Scan the lines below for "name"; report the number of lines that contain it, and only that.

**Extracted information**.
· · ·
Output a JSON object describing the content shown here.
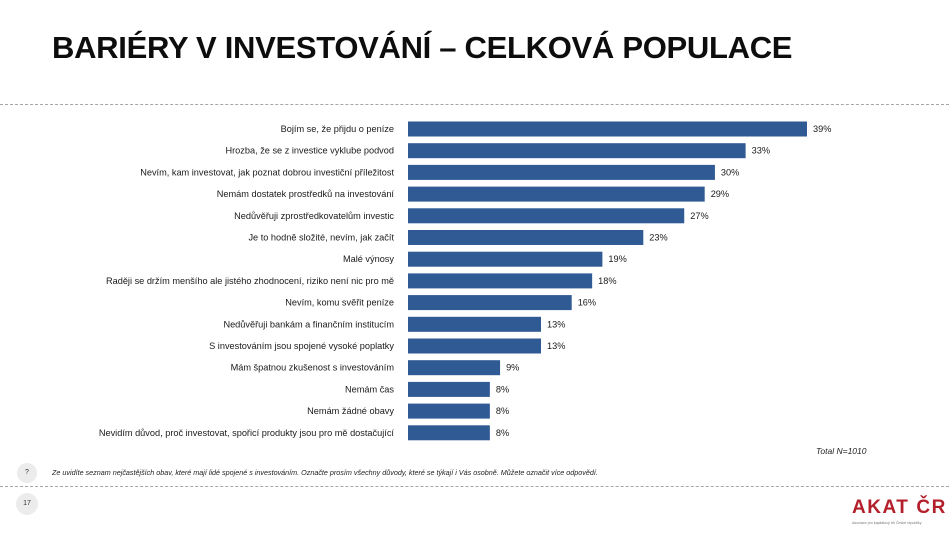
{
  "slide": {
    "title": "BARIÉRY V INVESTOVÁNÍ – CELKOVÁ POPULACE",
    "total_note": "Total N=1010",
    "question_marker": "?",
    "question": "Ze uvidíte seznam nejčastějších obav, které mají lidé spojené s investováním. Označte prosím všechny důvody, které se týkají i Vás osobně.  Můžete označit více odpovědí.",
    "page_number": "17",
    "logo_text_left": "AKAT",
    "logo_text_right": "ČR",
    "logo_subtitle": "Asociace pro kapitálový trh České republiky"
  },
  "chart_data": {
    "type": "bar",
    "orientation": "horizontal",
    "categories": [
      "Bojím se, že přijdu o peníze",
      "Hrozba, že se z investice vyklube podvod",
      "Nevím, kam investovat, jak poznat dobrou investiční příležitost",
      "Nemám dostatek prostředků na investování",
      "Nedůvěřuji zprostředkovatelům investic",
      "Je to hodně složité, nevím, jak začít",
      "Malé výnosy",
      "Raději se držím menšího ale jistého zhodnocení, riziko není nic pro mě",
      "Nevím, komu svěřit peníze",
      "Nedůvěřuji bankám a finančním institucím",
      "S investováním jsou spojené vysoké poplatky",
      "Mám špatnou zkušenost s  investováním",
      "Nemám čas",
      "Nemám žádné obavy",
      "Nevidím důvod, proč investovat, spořicí produkty jsou pro mě dostačující"
    ],
    "values": [
      39,
      33,
      30,
      29,
      27,
      23,
      19,
      18,
      16,
      13,
      13,
      9,
      8,
      8,
      8
    ],
    "value_labels": [
      "39%",
      "33%",
      "30%",
      "29%",
      "27%",
      "23%",
      "19%",
      "18%",
      "16%",
      "13%",
      "13%",
      "9%",
      "8%",
      "8%",
      "8%"
    ],
    "unit": "%",
    "xlim": [
      0,
      39
    ],
    "bar_color": "#2f5a93",
    "grid": false,
    "legend": "none"
  }
}
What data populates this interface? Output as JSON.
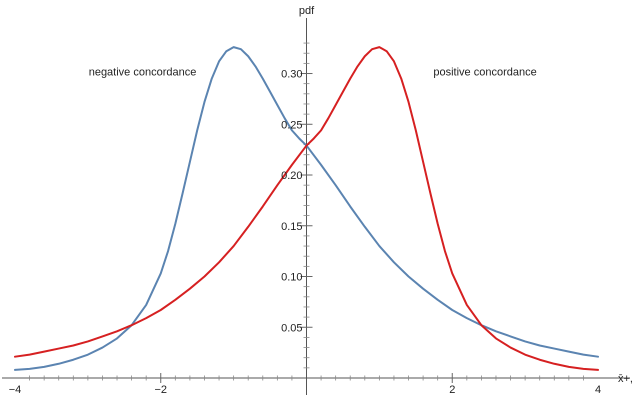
{
  "chart_data": {
    "type": "line",
    "xlabel": "x̄+,",
    "ylabel": "pdf",
    "xlim": [
      -4,
      4
    ],
    "ylim": [
      0,
      0.335
    ],
    "x_ticks": [
      {
        "value": -4,
        "label": "−4"
      },
      {
        "value": -2,
        "label": "−2"
      },
      {
        "value": 2,
        "label": "2"
      },
      {
        "value": 4,
        "label": "4"
      }
    ],
    "y_ticks": [
      {
        "value": 0.05,
        "label": "0.05"
      },
      {
        "value": 0.1,
        "label": "0.10"
      },
      {
        "value": 0.15,
        "label": "0.15"
      },
      {
        "value": 0.2,
        "label": "0.20"
      },
      {
        "value": 0.25,
        "label": "0.25"
      },
      {
        "value": 0.3,
        "label": "0.30"
      }
    ],
    "grid": false,
    "series": [
      {
        "color": "#5b84b1",
        "x": [
          -4.0,
          -3.8,
          -3.6,
          -3.4,
          -3.2,
          -3.0,
          -2.8,
          -2.6,
          -2.4,
          -2.2,
          -2.0,
          -1.9,
          -1.8,
          -1.7,
          -1.6,
          -1.5,
          -1.4,
          -1.3,
          -1.2,
          -1.1,
          -1.0,
          -0.9,
          -0.8,
          -0.7,
          -0.6,
          -0.5,
          -0.4,
          -0.3,
          -0.2,
          -0.1,
          0.0,
          0.2,
          0.4,
          0.6,
          0.8,
          1.0,
          1.2,
          1.4,
          1.6,
          1.8,
          2.0,
          2.2,
          2.4,
          2.6,
          2.8,
          3.0,
          3.2,
          3.4,
          3.6,
          3.8,
          4.0
        ],
        "y": [
          0.008,
          0.009,
          0.011,
          0.014,
          0.018,
          0.023,
          0.03,
          0.039,
          0.052,
          0.072,
          0.103,
          0.125,
          0.152,
          0.182,
          0.213,
          0.244,
          0.272,
          0.295,
          0.312,
          0.322,
          0.326,
          0.324,
          0.317,
          0.307,
          0.295,
          0.282,
          0.269,
          0.256,
          0.244,
          0.236,
          0.229,
          0.21,
          0.19,
          0.169,
          0.149,
          0.13,
          0.114,
          0.1,
          0.088,
          0.077,
          0.067,
          0.059,
          0.052,
          0.046,
          0.041,
          0.036,
          0.032,
          0.029,
          0.026,
          0.023,
          0.021
        ]
      },
      {
        "color": "#d62021",
        "x": [
          -4.0,
          -3.8,
          -3.6,
          -3.4,
          -3.2,
          -3.0,
          -2.8,
          -2.6,
          -2.4,
          -2.2,
          -2.0,
          -1.8,
          -1.6,
          -1.4,
          -1.2,
          -1.0,
          -0.8,
          -0.6,
          -0.4,
          -0.2,
          0.0,
          0.1,
          0.2,
          0.3,
          0.4,
          0.5,
          0.6,
          0.7,
          0.8,
          0.9,
          1.0,
          1.1,
          1.2,
          1.3,
          1.4,
          1.5,
          1.6,
          1.7,
          1.8,
          1.9,
          2.0,
          2.2,
          2.4,
          2.6,
          2.8,
          3.0,
          3.2,
          3.4,
          3.6,
          3.8,
          4.0
        ],
        "y": [
          0.021,
          0.023,
          0.026,
          0.029,
          0.032,
          0.036,
          0.041,
          0.046,
          0.052,
          0.059,
          0.067,
          0.077,
          0.088,
          0.1,
          0.114,
          0.13,
          0.149,
          0.169,
          0.19,
          0.21,
          0.229,
          0.236,
          0.244,
          0.256,
          0.269,
          0.282,
          0.295,
          0.307,
          0.317,
          0.324,
          0.326,
          0.322,
          0.312,
          0.295,
          0.272,
          0.244,
          0.213,
          0.182,
          0.152,
          0.125,
          0.103,
          0.072,
          0.052,
          0.039,
          0.03,
          0.023,
          0.018,
          0.014,
          0.011,
          0.009,
          0.008
        ]
      }
    ],
    "annotations": [
      {
        "text": "negative concordance",
        "x": -2.25,
        "y": 0.298,
        "anchor": "middle"
      },
      {
        "text": "positive concordance",
        "x": 2.45,
        "y": 0.298,
        "anchor": "middle"
      }
    ]
  }
}
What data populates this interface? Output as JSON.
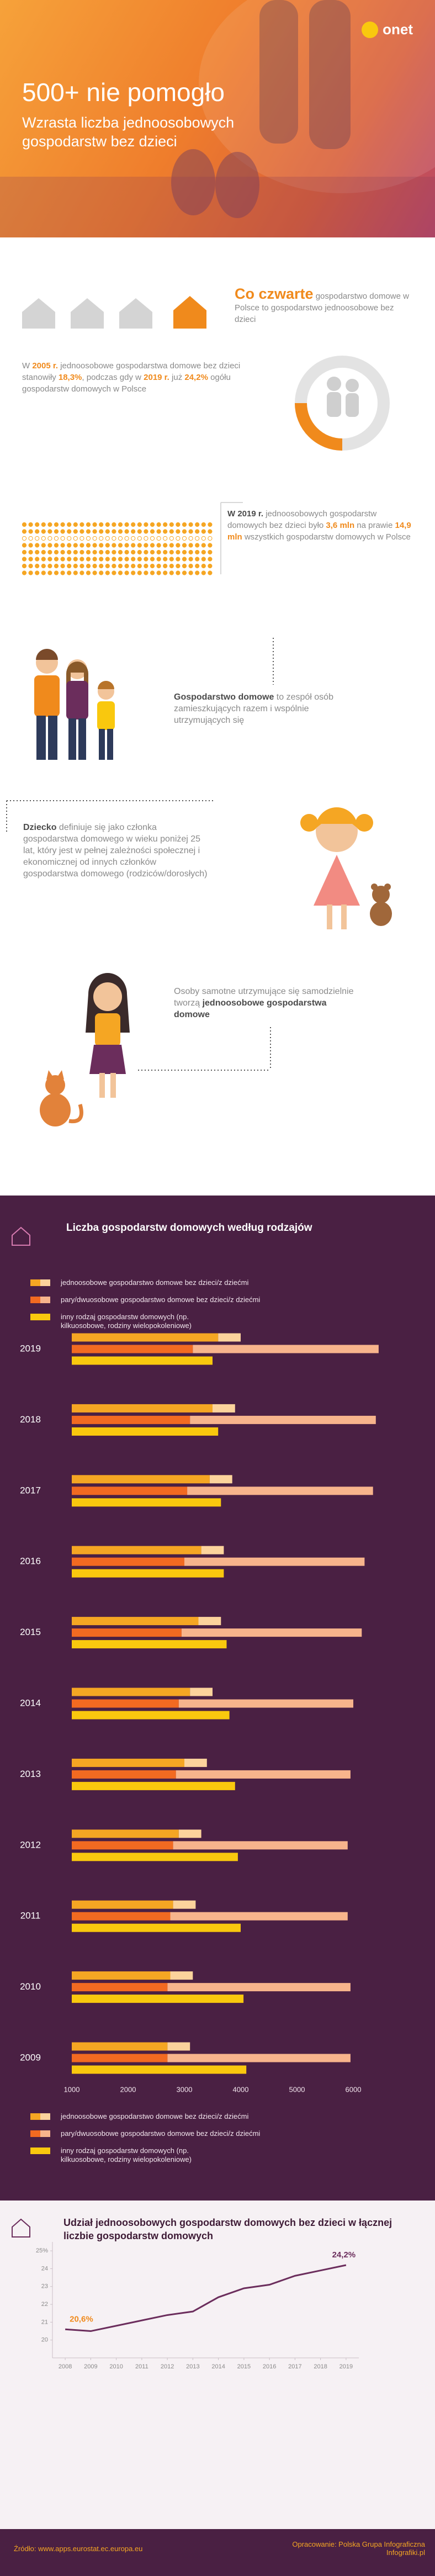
{
  "header": {
    "logo": "onet",
    "title": "500+ nie pomogło",
    "subtitle": "Wzrasta liczba jednoosobowych gospodarstw bez dzieci"
  },
  "facts": {
    "quarter": {
      "lead": "Co czwarte",
      "text": "gospodarstwo domowe w Polsce to gospodarstwo jednoosobowe bez dzieci"
    },
    "share": [
      "W ",
      "2005 r.",
      " jednoosobowe gospodarstwa domowe bez dzieci stanowiły ",
      "18,3%",
      ", podczas gdy w ",
      "2019 r.",
      " już ",
      "24,2%",
      " ogółu gospodarstw domowych w Polsce"
    ],
    "count": [
      "W 2019 r.",
      " jednoosobowych gospodarstw domowych bez dzieci było ",
      "3,6 mln",
      " na prawie ",
      "14,9 mln",
      " wszystkich gospodarstw domowych w Polsce"
    ],
    "household": [
      "Gospodarstwo domowe",
      " to zespół osób zamieszkujących razem i wspólnie utrzymujących się"
    ],
    "child": [
      "Dziecko",
      " definiuje się jako członka gospodarstwa domowego w wieku poniżej 25 lat, który jest w pełnej zależności społecznej i ekonomicznej od innych członków gospodarstwa domowego (rodziców/dorosłych)"
    ],
    "single": [
      "Osoby samotne utrzymujące się samodzielnie tworzą ",
      "jednoosobowe gospodarstwa domowe"
    ]
  },
  "chart_data": [
    {
      "type": "bar",
      "orientation": "horizontal",
      "title": "Liczba gospodarstw domowych według rodzajów",
      "categories": [
        "2019",
        "2018",
        "2017",
        "2016",
        "2015",
        "2014",
        "2013",
        "2012",
        "2011",
        "2010",
        "2009"
      ],
      "groups": [
        {
          "name": "jednoosobowe gospodarstwo domowe bez dzieci/z dziećmi",
          "series": [
            {
              "color": "#f5a623",
              "values": [
                3600,
                3500,
                3450,
                3300,
                3250,
                3100,
                3000,
                2900,
                2800,
                2750,
                2700
              ]
            },
            {
              "color": "#fcd39c",
              "values": [
                400,
                400,
                400,
                400,
                400,
                400,
                400,
                400,
                400,
                400,
                400
              ]
            }
          ]
        },
        {
          "name": "pary/dwuosobowe gospodarstwo domowe bez dzieci/z dziećmi",
          "series": [
            {
              "color": "#f26a21",
              "values": [
                3150,
                3100,
                3050,
                3000,
                2950,
                2900,
                2850,
                2800,
                2750,
                2700,
                2700
              ]
            },
            {
              "color": "#f7b48c",
              "values": [
                3300,
                3300,
                3300,
                3200,
                3200,
                3100,
                3100,
                3100,
                3150,
                3250,
                3250
              ]
            }
          ]
        },
        {
          "name": "inny rodzaj gospodarstw domowych (np. kilkuosobowe, rodziny wielopokoleniowe)",
          "series": [
            {
              "color": "#f9c80e",
              "values": [
                3500,
                3600,
                3650,
                3700,
                3750,
                3800,
                3900,
                3950,
                4000,
                4050,
                4100
              ]
            }
          ]
        }
      ],
      "xlim": [
        1000,
        6500
      ],
      "xticks": [
        1000,
        2000,
        3000,
        4000,
        5000,
        6000
      ]
    },
    {
      "type": "line",
      "title": "Udział jednoosobowych gospodarstw domowych bez dzieci w łącznej liczbie gospodarstw domowych",
      "x": [
        2008,
        2009,
        2010,
        2011,
        2012,
        2013,
        2014,
        2015,
        2016,
        2017,
        2018,
        2019
      ],
      "series": [
        {
          "color": "#6b2d5c",
          "values": [
            20.6,
            20.5,
            20.8,
            21.1,
            21.4,
            21.6,
            22.4,
            22.9,
            23.1,
            23.6,
            23.9,
            24.2
          ],
          "value_labels": [
            "20,6%",
            null,
            null,
            null,
            null,
            null,
            null,
            null,
            null,
            null,
            null,
            "24,2%"
          ]
        }
      ],
      "xlim": [
        2007.5,
        2019.5
      ],
      "xticks": [
        2008,
        2009,
        2010,
        2011,
        2012,
        2013,
        2014,
        2015,
        2016,
        2017,
        2018,
        2019
      ],
      "ylim": [
        19,
        25.5
      ],
      "yticks": [
        20,
        21,
        22,
        23,
        24,
        {
          "value": 25,
          "label": "25%"
        }
      ]
    }
  ],
  "footer": {
    "source": "Źródło: www.apps.eurostat.ec.europa.eu",
    "credit": "Opracowanie: Polska Grupa Infograficzna Infografiki.pl"
  }
}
· · ·
**Full response**. 3